[Records from a data collection]
....

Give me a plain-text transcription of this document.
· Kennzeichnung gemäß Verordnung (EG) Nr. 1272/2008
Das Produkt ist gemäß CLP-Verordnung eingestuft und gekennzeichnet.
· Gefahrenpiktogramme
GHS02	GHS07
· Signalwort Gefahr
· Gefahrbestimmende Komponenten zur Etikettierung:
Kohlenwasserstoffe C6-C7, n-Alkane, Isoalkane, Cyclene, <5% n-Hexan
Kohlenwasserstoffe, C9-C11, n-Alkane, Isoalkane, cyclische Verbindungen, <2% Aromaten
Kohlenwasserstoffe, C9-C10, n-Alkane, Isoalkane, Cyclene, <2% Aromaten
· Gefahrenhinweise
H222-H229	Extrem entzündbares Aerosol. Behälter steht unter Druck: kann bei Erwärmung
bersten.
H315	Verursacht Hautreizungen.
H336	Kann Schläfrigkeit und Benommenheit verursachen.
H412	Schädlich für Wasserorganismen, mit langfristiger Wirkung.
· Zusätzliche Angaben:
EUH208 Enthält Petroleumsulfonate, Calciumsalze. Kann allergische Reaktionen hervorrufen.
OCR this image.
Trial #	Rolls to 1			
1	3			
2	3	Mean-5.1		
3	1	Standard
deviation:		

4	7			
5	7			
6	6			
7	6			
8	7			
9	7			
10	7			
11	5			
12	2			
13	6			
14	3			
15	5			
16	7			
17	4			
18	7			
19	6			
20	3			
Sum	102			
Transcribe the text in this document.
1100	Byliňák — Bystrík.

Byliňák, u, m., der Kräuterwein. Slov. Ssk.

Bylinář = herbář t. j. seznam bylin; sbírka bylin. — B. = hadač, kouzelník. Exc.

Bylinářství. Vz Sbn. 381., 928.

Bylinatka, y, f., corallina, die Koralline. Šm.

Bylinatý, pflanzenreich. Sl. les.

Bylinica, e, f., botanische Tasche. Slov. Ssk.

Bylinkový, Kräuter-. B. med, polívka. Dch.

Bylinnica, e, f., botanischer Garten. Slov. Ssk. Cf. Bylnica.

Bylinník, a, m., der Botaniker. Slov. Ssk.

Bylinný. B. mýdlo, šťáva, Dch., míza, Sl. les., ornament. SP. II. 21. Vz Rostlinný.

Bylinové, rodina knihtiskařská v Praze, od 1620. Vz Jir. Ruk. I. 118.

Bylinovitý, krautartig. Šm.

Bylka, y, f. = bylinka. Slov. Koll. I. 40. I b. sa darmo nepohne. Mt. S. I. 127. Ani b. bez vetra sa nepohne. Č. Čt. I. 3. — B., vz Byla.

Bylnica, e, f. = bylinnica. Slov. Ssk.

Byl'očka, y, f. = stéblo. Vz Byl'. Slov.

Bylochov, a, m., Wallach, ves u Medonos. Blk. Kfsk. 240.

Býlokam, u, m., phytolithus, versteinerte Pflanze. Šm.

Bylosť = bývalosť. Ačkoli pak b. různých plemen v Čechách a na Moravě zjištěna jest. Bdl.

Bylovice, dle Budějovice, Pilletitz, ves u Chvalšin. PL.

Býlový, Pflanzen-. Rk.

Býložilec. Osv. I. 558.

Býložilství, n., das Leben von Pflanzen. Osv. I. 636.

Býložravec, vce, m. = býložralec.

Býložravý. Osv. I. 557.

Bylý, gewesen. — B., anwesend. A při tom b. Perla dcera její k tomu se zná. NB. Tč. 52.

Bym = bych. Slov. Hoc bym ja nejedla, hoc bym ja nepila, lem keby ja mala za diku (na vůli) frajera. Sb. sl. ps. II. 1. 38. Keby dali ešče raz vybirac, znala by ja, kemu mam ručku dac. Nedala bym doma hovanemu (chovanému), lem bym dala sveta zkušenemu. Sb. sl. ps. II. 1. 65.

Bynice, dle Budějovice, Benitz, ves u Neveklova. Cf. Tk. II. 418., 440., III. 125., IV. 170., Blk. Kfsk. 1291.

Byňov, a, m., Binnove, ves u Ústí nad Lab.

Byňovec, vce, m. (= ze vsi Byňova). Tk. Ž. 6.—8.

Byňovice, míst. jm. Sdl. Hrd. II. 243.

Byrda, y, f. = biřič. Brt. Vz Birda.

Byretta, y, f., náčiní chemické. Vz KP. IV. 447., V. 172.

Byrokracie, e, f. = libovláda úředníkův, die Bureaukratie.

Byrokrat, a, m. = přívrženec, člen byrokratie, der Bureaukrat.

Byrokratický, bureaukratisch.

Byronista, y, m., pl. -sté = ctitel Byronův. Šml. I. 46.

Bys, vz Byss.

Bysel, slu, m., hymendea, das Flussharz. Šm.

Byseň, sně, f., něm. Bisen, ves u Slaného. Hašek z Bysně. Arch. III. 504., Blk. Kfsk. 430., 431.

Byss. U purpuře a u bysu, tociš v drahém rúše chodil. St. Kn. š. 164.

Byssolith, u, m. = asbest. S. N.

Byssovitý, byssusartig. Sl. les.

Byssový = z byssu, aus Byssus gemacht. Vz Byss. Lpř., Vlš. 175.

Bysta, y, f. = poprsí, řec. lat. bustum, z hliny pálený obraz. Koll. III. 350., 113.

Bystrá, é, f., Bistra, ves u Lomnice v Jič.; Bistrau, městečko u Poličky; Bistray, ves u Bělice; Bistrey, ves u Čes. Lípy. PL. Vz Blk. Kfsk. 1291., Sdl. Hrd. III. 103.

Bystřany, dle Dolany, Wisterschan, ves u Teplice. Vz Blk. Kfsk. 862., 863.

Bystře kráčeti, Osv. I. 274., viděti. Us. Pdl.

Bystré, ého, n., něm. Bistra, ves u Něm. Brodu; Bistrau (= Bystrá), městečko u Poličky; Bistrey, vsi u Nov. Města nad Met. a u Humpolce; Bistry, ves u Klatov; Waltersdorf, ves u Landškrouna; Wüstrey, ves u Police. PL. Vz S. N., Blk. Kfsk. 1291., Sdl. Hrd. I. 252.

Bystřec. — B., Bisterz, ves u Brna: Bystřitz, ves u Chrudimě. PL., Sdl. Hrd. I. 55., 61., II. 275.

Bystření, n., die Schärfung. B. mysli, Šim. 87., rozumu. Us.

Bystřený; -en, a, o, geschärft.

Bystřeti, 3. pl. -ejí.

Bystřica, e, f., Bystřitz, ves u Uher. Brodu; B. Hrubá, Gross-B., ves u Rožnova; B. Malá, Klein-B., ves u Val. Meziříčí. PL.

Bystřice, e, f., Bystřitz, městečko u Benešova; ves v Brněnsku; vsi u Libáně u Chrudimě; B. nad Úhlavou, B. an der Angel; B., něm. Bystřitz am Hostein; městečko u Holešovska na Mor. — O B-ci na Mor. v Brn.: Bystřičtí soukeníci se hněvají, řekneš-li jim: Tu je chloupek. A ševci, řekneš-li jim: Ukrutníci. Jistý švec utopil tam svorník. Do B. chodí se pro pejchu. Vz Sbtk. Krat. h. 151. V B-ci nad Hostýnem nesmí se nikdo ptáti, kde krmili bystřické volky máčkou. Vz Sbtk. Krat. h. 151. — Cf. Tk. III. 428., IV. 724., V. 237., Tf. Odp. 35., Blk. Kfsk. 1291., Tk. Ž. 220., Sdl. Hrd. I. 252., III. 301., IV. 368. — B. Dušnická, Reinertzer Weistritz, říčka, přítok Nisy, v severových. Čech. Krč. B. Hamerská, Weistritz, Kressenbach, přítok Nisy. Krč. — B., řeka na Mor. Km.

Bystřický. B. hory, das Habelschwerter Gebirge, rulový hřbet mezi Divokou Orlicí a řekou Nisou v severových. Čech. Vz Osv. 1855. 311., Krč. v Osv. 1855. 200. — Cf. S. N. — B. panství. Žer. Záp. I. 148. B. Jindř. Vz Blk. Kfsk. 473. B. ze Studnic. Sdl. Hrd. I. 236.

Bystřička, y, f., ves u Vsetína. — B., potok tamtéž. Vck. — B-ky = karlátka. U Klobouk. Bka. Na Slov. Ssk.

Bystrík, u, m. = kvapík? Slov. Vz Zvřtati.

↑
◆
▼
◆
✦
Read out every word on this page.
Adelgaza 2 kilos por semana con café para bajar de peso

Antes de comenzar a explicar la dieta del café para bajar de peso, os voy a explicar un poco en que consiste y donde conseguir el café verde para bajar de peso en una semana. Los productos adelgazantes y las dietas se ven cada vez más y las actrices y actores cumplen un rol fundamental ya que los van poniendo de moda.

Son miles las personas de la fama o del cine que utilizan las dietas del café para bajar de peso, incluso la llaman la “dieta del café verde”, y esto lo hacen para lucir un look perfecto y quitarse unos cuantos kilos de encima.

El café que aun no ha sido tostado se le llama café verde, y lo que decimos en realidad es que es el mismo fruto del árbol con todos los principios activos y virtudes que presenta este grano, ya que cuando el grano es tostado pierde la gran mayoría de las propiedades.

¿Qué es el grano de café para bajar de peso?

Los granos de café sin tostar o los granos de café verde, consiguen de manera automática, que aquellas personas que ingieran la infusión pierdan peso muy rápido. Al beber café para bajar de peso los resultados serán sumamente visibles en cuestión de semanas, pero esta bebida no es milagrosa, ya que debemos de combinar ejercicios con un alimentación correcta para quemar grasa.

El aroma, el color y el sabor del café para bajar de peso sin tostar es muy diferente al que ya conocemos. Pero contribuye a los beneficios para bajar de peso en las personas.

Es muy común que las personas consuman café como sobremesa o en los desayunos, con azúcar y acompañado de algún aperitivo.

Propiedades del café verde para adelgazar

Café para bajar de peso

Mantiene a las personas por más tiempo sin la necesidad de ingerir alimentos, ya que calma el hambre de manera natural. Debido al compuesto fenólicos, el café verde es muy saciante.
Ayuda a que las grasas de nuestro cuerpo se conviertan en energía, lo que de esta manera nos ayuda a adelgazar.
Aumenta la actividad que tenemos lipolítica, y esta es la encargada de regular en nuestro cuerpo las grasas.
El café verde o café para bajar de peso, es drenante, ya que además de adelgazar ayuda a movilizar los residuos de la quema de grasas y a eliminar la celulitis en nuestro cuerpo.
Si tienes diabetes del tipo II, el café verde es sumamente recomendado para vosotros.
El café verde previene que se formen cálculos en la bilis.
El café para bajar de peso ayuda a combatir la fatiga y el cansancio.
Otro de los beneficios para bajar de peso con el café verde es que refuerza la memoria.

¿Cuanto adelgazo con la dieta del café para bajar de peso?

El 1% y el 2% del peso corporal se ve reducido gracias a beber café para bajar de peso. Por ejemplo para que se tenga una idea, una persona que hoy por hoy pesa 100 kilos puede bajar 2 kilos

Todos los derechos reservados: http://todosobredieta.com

....

Written request:
Of the lines above, how many contain the word "adelgazar"? Provide the number and nothing else.

Reply to the task:
3